EXERCISE INPUTS:

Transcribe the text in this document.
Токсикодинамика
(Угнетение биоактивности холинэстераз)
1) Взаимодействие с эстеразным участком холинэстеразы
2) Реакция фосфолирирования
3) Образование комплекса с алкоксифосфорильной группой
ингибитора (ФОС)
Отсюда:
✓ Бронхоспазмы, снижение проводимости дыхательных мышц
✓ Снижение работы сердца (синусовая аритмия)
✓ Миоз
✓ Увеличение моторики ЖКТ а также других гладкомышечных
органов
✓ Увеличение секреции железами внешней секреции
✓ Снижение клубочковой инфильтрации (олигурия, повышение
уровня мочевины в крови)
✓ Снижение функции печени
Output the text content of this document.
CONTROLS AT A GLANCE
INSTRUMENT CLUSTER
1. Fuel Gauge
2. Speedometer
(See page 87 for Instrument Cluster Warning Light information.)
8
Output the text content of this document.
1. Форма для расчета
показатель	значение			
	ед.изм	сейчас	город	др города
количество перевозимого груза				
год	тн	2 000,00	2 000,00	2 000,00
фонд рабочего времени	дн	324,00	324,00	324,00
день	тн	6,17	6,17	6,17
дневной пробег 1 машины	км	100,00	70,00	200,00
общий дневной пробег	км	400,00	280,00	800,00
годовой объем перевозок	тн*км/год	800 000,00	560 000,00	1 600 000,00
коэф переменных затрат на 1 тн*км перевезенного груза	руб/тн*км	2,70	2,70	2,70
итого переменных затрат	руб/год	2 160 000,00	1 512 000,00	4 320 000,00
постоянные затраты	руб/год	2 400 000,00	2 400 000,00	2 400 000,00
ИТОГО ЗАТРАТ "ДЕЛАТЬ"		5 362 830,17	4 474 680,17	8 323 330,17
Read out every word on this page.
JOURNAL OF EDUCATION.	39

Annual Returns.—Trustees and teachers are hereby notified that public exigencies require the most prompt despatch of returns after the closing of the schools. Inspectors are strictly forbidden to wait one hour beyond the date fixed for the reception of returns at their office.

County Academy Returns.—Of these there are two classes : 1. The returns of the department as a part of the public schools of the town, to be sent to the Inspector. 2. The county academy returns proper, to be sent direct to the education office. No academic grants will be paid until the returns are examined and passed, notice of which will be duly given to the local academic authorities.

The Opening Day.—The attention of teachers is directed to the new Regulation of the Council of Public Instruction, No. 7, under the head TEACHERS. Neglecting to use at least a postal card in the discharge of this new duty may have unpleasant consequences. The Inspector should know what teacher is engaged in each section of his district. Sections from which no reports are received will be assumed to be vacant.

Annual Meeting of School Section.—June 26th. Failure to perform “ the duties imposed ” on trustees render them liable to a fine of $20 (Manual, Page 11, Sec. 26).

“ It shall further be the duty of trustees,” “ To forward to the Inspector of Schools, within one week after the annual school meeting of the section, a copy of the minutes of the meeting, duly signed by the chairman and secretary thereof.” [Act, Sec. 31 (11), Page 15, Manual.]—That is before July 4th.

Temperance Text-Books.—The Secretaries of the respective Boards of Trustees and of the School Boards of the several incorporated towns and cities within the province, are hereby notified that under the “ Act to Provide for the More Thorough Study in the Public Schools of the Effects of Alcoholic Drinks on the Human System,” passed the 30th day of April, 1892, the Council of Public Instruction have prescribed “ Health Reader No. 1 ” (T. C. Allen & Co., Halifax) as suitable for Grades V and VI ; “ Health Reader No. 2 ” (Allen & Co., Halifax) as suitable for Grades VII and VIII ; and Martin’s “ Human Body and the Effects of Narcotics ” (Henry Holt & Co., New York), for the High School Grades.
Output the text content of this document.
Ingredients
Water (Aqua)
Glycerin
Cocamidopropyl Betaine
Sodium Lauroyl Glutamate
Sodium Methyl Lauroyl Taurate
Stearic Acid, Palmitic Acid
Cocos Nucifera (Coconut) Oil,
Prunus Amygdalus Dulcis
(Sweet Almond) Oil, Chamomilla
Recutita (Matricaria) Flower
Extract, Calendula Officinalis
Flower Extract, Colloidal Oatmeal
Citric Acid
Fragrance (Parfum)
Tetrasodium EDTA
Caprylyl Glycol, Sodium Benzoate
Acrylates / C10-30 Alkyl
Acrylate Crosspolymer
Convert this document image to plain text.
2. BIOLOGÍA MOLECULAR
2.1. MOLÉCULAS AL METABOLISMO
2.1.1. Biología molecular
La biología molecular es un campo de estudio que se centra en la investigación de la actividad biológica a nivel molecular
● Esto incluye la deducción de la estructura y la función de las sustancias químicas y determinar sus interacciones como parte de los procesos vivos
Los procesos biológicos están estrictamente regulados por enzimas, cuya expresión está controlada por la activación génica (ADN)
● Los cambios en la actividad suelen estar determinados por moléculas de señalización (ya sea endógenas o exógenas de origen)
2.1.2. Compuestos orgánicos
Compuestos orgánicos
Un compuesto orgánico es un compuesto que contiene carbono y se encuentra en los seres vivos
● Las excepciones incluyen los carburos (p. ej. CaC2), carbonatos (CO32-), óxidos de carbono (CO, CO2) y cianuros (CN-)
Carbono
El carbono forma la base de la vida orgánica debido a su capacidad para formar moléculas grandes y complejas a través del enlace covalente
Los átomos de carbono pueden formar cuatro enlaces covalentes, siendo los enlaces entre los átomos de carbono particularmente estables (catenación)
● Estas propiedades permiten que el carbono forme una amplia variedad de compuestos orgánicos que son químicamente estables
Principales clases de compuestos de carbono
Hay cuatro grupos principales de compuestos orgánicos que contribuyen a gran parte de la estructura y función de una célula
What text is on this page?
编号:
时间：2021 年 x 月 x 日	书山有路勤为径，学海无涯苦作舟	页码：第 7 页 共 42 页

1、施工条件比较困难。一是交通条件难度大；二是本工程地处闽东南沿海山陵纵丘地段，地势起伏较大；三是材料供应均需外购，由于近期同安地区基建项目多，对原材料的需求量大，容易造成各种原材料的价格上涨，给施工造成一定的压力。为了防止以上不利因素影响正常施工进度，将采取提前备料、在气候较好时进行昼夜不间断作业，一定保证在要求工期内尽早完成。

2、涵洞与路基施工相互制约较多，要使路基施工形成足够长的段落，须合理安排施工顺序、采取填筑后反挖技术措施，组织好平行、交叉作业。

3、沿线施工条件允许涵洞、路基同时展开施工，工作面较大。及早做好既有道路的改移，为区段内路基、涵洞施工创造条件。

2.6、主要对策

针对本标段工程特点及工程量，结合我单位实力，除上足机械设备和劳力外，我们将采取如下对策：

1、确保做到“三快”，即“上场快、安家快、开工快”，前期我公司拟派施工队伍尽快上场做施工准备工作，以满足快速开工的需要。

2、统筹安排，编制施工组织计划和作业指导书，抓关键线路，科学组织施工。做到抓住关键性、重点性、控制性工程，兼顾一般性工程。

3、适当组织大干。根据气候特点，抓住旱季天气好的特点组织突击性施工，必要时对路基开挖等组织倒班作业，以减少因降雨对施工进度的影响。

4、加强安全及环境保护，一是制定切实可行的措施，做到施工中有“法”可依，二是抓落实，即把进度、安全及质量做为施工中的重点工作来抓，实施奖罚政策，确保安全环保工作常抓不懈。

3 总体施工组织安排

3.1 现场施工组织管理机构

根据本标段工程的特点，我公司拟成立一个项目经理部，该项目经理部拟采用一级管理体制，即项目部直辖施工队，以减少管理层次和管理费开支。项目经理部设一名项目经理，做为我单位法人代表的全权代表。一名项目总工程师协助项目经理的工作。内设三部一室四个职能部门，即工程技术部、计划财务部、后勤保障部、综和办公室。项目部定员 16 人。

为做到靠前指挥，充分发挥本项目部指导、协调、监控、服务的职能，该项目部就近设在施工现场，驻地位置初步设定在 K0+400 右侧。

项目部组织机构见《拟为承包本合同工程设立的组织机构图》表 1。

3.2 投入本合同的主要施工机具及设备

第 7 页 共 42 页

EXERCISE DIRECTIONS: Pull every line containing the word "cuatro" out of the entries above.

EXERCISE ANSWER:
Los átomos de carbono pueden formar cuatro enlaces covalentes, siendo los enlaces entre los átomos de carbono particularmente estables (catenación)
Hay cuatro grupos principales de compuestos orgánicos que contribuyen a gran parte de la estructura y función de una célula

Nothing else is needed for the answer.